◆ RECORDS FOR PROCESSING ◆
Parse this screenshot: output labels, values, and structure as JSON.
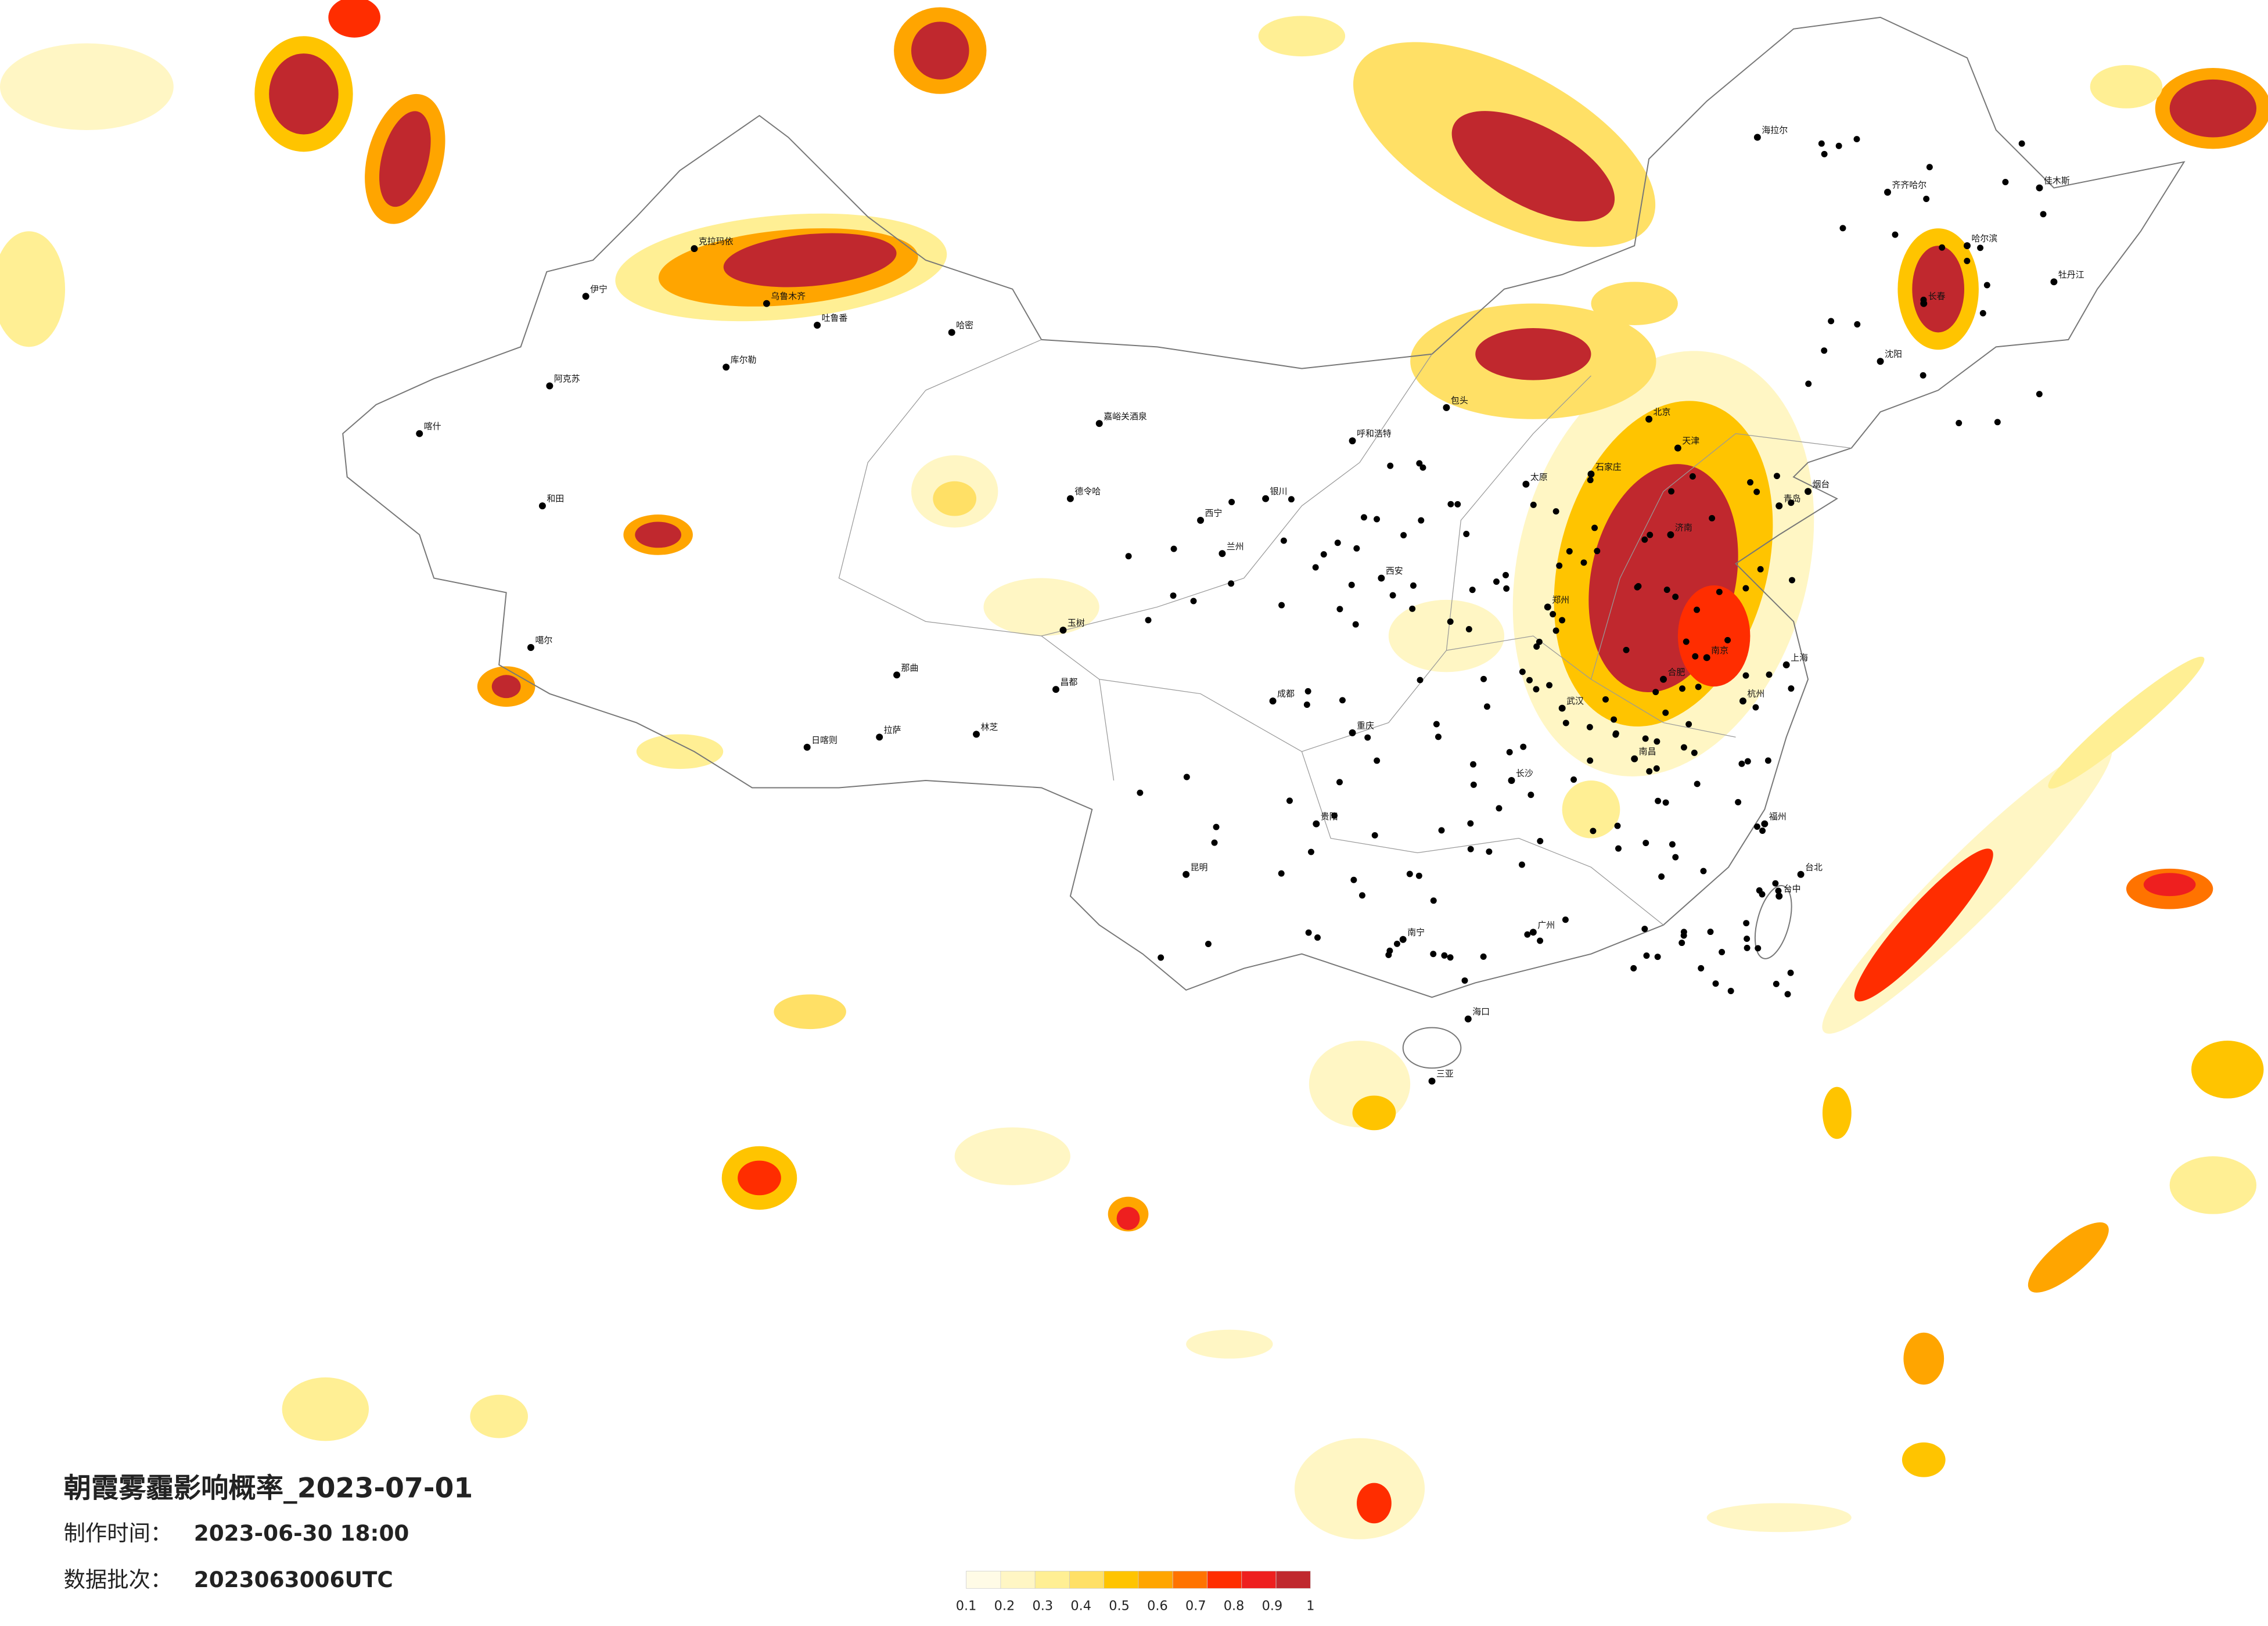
{
  "title": "朝霞雾霾影响概率_2023-07-01",
  "info": [
    {
      "label": "制作时间：",
      "value": "2023-06-30 18:00"
    },
    {
      "label": "数据批次：",
      "value": "2023063006UTC"
    }
  ],
  "colorbar": {
    "ticks": [
      0.1,
      0.2,
      0.3,
      0.4,
      0.5,
      0.6,
      0.7,
      0.8,
      0.9,
      1
    ],
    "colors": [
      "#fffbe6",
      "#fff6c4",
      "#ffef94",
      "#ffe066",
      "#ffc400",
      "#ffa500",
      "#ff7300",
      "#ff2d00",
      "#ee1f1f",
      "#c0282e"
    ]
  },
  "cities": [
    {
      "name": "克拉玛依"
    },
    {
      "name": "乌鲁木齐"
    },
    {
      "name": "伊宁"
    },
    {
      "name": "阿克苏"
    },
    {
      "name": "喀什"
    },
    {
      "name": "和田"
    },
    {
      "name": "哈密"
    },
    {
      "name": "库尔勒"
    },
    {
      "name": "吐鲁番"
    },
    {
      "name": "噶尔"
    },
    {
      "name": "日喀则"
    },
    {
      "name": "拉萨"
    },
    {
      "name": "那曲"
    },
    {
      "name": "林芝"
    },
    {
      "name": "昌都"
    },
    {
      "name": "玉树"
    },
    {
      "name": "嘉峪关酒泉"
    },
    {
      "name": "德令哈"
    },
    {
      "name": "西宁"
    },
    {
      "name": "兰州"
    },
    {
      "name": "银川"
    },
    {
      "name": "呼和浩特"
    },
    {
      "name": "包头"
    },
    {
      "name": "北京"
    },
    {
      "name": "天津"
    },
    {
      "name": "石家庄"
    },
    {
      "name": "太原"
    },
    {
      "name": "济南"
    },
    {
      "name": "郑州"
    },
    {
      "name": "西安"
    },
    {
      "name": "成都"
    },
    {
      "name": "重庆"
    },
    {
      "name": "贵阳"
    },
    {
      "name": "昆明"
    },
    {
      "name": "南宁"
    },
    {
      "name": "广州"
    },
    {
      "name": "长沙"
    },
    {
      "name": "武汉"
    },
    {
      "name": "南昌"
    },
    {
      "name": "杭州"
    },
    {
      "name": "上海"
    },
    {
      "name": "南京"
    },
    {
      "name": "合肥"
    },
    {
      "name": "福州"
    },
    {
      "name": "台北"
    },
    {
      "name": "台中"
    },
    {
      "name": "海口"
    },
    {
      "name": "三亚"
    },
    {
      "name": "哈尔滨"
    },
    {
      "name": "长春"
    },
    {
      "name": "沈阳"
    },
    {
      "name": "海拉尔"
    },
    {
      "name": "齐齐哈尔"
    },
    {
      "name": "佳木斯"
    },
    {
      "name": "牡丹江"
    },
    {
      "name": "青岛"
    },
    {
      "name": "烟台"
    }
  ]
}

◆ EXERCISE GOAL ◆
Copy out the records above in full, exactly as written, but not the pictures.

◆ RESPONSE TO THE TASK ◆
Parse this screenshot: output labels, values, and structure as JSON.
{
  "title": "朝霞雾霾影响概率_2023-07-01",
  "info": [
    {
      "label": "制作时间：",
      "value": "2023-06-30 18:00"
    },
    {
      "label": "数据批次：",
      "value": "2023063006UTC"
    }
  ],
  "colorbar": {
    "ticks": [
      0.1,
      0.2,
      0.3,
      0.4,
      0.5,
      0.6,
      0.7,
      0.8,
      0.9,
      1
    ],
    "colors": [
      "#fffbe6",
      "#fff6c4",
      "#ffef94",
      "#ffe066",
      "#ffc400",
      "#ffa500",
      "#ff7300",
      "#ff2d00",
      "#ee1f1f",
      "#c0282e"
    ]
  },
  "cities": [
    {
      "name": "克拉玛依"
    },
    {
      "name": "乌鲁木齐"
    },
    {
      "name": "伊宁"
    },
    {
      "name": "阿克苏"
    },
    {
      "name": "喀什"
    },
    {
      "name": "和田"
    },
    {
      "name": "哈密"
    },
    {
      "name": "库尔勒"
    },
    {
      "name": "吐鲁番"
    },
    {
      "name": "噶尔"
    },
    {
      "name": "日喀则"
    },
    {
      "name": "拉萨"
    },
    {
      "name": "那曲"
    },
    {
      "name": "林芝"
    },
    {
      "name": "昌都"
    },
    {
      "name": "玉树"
    },
    {
      "name": "嘉峪关酒泉"
    },
    {
      "name": "德令哈"
    },
    {
      "name": "西宁"
    },
    {
      "name": "兰州"
    },
    {
      "name": "银川"
    },
    {
      "name": "呼和浩特"
    },
    {
      "name": "包头"
    },
    {
      "name": "北京"
    },
    {
      "name": "天津"
    },
    {
      "name": "石家庄"
    },
    {
      "name": "太原"
    },
    {
      "name": "济南"
    },
    {
      "name": "郑州"
    },
    {
      "name": "西安"
    },
    {
      "name": "成都"
    },
    {
      "name": "重庆"
    },
    {
      "name": "贵阳"
    },
    {
      "name": "昆明"
    },
    {
      "name": "南宁"
    },
    {
      "name": "广州"
    },
    {
      "name": "长沙"
    },
    {
      "name": "武汉"
    },
    {
      "name": "南昌"
    },
    {
      "name": "杭州"
    },
    {
      "name": "上海"
    },
    {
      "name": "南京"
    },
    {
      "name": "合肥"
    },
    {
      "name": "福州"
    },
    {
      "name": "台北"
    },
    {
      "name": "台中"
    },
    {
      "name": "海口"
    },
    {
      "name": "三亚"
    },
    {
      "name": "哈尔滨"
    },
    {
      "name": "长春"
    },
    {
      "name": "沈阳"
    },
    {
      "name": "海拉尔"
    },
    {
      "name": "齐齐哈尔"
    },
    {
      "name": "佳木斯"
    },
    {
      "name": "牡丹江"
    },
    {
      "name": "青岛"
    },
    {
      "name": "烟台"
    }
  ]
}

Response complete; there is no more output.